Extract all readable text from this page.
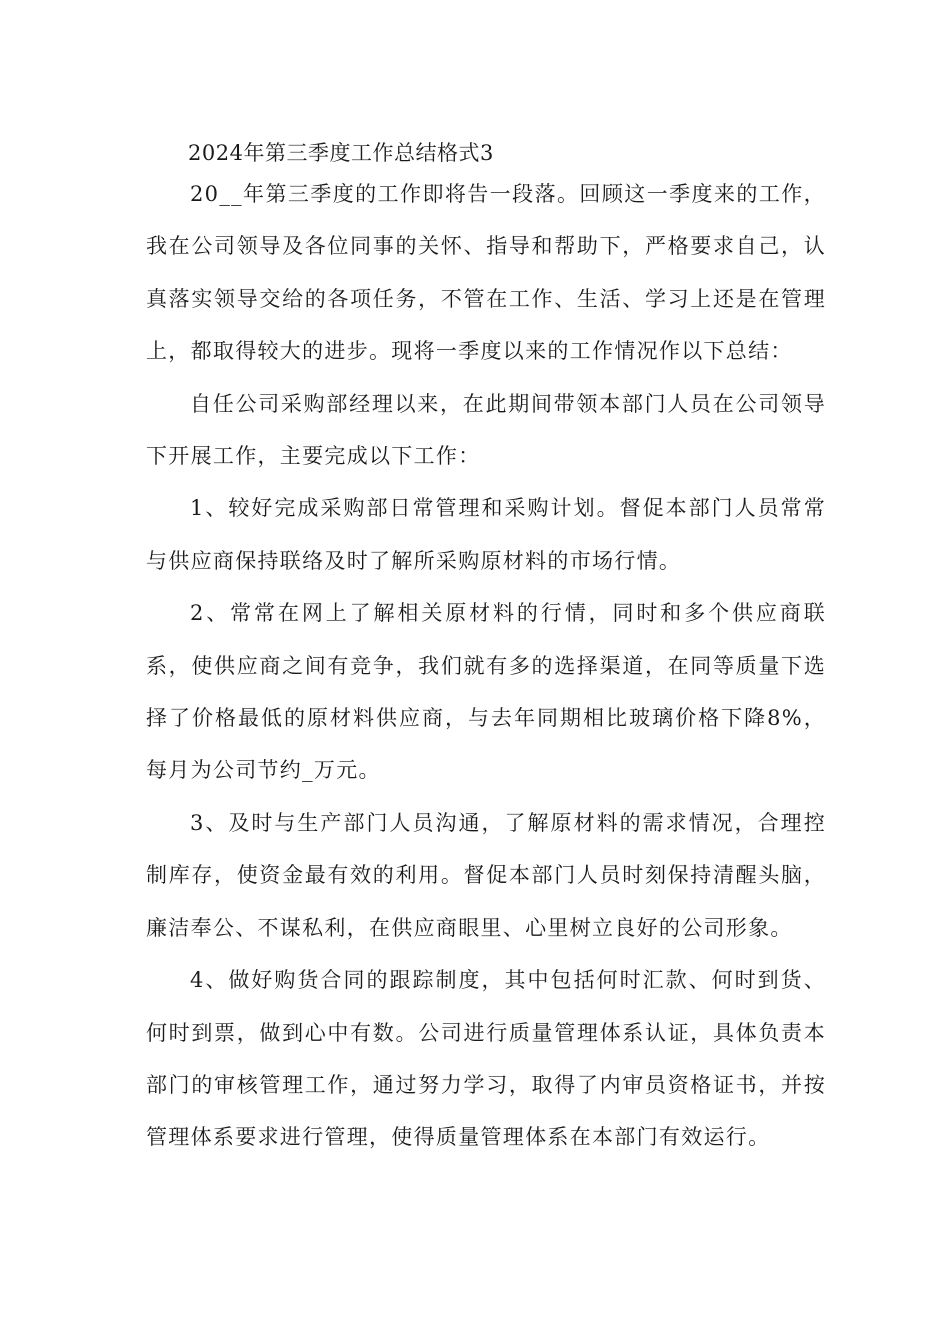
2024年第三季度工作总结格式3

20__年第三季度的工作即将告一段落。回顾这一季度来的工作，我在公司领导及各位同事的关怀、指导和帮助下，严格要求自己，认真落实领导交给的各项任务，不管在工作、生活、学习上还是在管理上，都取得较大的进步。现将一季度以来的工作情况作以下总结：

自任公司采购部经理以来，在此期间带领本部门人员在公司领导下开展工作，主要完成以下工作：

1、较好完成采购部日常管理和采购计划。督促本部门人员常常与供应商保持联络及时了解所采购原材料的市场行情。

2、常常在网上了解相关原材料的行情，同时和多个供应商联系，使供应商之间有竞争，我们就有多的选择渠道，在同等质量下选择了价格最低的原材料供应商，与去年同期相比玻璃价格下降8%，每月为公司节约_万元。

3、及时与生产部门人员沟通，了解原材料的需求情况，合理控制库存，使资金最有效的利用。督促本部门人员时刻保持清醒头脑，廉洁奉公、不谋私利，在供应商眼里、心里树立良好的公司形象。

4、做好购货合同的跟踪制度，其中包括何时汇款、何时到货、何时到票，做到心中有数。公司进行质量管理体系认证，具体负责本部门的审核管理工作，通过努力学习，取得了内审员资格证书，并按管理体系要求进行管理，使得质量管理体系在本部门有效运行。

Aim →
Each entry shown above must be quoted exactly, with its pictures left out.

Answer below →
Extract all readable text from this page.
2024年第三季度工作总结格式3

20__年第三季度的工作即将告一段落。回顾这一季度来的工作，我在公司领导及各位同事的关怀、指导和帮助下，严格要求自己，认真落实领导交给的各项任务，不管在工作、生活、学习上还是在管理上，都取得较大的进步。现将一季度以来的工作情况作以下总结：

自任公司采购部经理以来，在此期间带领本部门人员在公司领导下开展工作，主要完成以下工作：

1、较好完成采购部日常管理和采购计划。督促本部门人员常常与供应商保持联络及时了解所采购原材料的市场行情。

2、常常在网上了解相关原材料的行情，同时和多个供应商联系，使供应商之间有竞争，我们就有多的选择渠道，在同等质量下选择了价格最低的原材料供应商，与去年同期相比玻璃价格下降8%，每月为公司节约_万元。

3、及时与生产部门人员沟通，了解原材料的需求情况，合理控制库存，使资金最有效的利用。督促本部门人员时刻保持清醒头脑，廉洁奉公、不谋私利，在供应商眼里、心里树立良好的公司形象。

4、做好购货合同的跟踪制度，其中包括何时汇款、何时到货、何时到票，做到心中有数。公司进行质量管理体系认证，具体负责本部门的审核管理工作，通过努力学习，取得了内审员资格证书，并按管理体系要求进行管理，使得质量管理体系在本部门有效运行。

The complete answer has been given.